**BRIEF:** Look through the records that follow. Copy every line containing the word "sorunları".

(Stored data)
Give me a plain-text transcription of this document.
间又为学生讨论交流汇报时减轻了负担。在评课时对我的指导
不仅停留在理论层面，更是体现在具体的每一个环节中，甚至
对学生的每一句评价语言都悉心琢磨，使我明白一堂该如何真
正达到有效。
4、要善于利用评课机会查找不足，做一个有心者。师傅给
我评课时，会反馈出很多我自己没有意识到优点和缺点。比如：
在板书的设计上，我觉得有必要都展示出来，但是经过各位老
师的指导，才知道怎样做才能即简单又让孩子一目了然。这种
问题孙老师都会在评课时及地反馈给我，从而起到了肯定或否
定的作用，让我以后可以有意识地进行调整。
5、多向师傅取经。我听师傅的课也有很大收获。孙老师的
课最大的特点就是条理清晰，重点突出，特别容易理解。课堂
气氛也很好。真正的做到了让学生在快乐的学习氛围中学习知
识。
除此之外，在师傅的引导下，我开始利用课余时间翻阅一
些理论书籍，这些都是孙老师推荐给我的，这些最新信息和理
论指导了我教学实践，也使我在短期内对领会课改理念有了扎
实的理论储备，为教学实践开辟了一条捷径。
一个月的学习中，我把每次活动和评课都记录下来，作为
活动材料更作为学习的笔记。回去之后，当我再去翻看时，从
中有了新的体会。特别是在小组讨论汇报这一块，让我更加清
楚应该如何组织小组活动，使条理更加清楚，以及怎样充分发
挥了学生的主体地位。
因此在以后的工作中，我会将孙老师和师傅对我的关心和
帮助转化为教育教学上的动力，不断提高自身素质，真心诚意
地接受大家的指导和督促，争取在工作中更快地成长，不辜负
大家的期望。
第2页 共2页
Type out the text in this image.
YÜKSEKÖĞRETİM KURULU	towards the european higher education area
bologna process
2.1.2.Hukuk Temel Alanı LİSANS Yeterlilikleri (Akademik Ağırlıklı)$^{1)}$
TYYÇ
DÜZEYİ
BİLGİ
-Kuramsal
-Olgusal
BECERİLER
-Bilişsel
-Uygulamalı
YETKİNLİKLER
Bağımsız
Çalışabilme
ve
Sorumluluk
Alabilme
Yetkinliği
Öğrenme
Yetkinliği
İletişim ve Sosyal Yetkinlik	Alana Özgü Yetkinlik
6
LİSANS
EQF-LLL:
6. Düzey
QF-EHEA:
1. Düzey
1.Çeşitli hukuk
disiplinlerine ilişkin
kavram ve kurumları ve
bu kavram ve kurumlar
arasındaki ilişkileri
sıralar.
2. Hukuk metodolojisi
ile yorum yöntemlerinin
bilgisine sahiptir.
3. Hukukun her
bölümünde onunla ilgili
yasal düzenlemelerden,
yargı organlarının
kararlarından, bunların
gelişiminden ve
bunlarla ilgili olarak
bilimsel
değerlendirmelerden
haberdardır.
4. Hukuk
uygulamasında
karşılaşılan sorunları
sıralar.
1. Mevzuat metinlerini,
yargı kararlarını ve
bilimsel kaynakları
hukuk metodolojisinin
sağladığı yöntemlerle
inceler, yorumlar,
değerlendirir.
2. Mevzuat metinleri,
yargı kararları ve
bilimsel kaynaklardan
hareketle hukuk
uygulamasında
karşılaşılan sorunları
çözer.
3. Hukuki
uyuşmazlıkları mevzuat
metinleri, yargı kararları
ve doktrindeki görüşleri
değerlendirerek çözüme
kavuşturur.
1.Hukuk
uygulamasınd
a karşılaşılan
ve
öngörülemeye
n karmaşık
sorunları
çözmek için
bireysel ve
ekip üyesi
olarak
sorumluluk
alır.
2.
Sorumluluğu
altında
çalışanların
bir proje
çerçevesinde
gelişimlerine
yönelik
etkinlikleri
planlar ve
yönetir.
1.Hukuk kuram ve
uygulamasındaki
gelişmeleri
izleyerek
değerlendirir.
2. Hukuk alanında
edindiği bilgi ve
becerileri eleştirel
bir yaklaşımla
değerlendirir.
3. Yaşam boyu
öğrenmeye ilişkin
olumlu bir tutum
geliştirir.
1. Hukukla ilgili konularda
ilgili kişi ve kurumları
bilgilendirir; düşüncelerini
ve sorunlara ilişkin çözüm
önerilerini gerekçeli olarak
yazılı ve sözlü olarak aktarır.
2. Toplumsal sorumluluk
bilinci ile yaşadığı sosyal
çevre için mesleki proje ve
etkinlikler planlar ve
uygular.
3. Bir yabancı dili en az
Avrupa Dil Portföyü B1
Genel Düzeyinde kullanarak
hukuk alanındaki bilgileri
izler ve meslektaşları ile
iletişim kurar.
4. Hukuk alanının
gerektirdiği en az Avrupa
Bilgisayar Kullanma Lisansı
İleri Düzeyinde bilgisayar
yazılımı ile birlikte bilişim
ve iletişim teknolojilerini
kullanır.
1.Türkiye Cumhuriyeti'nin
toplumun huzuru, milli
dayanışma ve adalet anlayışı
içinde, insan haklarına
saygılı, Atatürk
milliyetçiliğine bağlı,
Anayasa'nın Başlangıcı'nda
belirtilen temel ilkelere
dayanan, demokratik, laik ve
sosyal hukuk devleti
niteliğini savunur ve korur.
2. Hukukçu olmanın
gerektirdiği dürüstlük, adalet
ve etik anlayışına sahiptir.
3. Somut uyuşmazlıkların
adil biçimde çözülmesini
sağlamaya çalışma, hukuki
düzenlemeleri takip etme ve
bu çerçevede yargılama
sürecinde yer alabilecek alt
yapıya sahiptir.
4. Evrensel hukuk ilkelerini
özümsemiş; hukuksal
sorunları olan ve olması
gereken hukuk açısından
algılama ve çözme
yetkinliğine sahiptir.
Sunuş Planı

**EXERCISE RESPONSE:**
karşılaşılan sorunları
karşılaşılan sorunları
sorunları
sorunları olan ve olması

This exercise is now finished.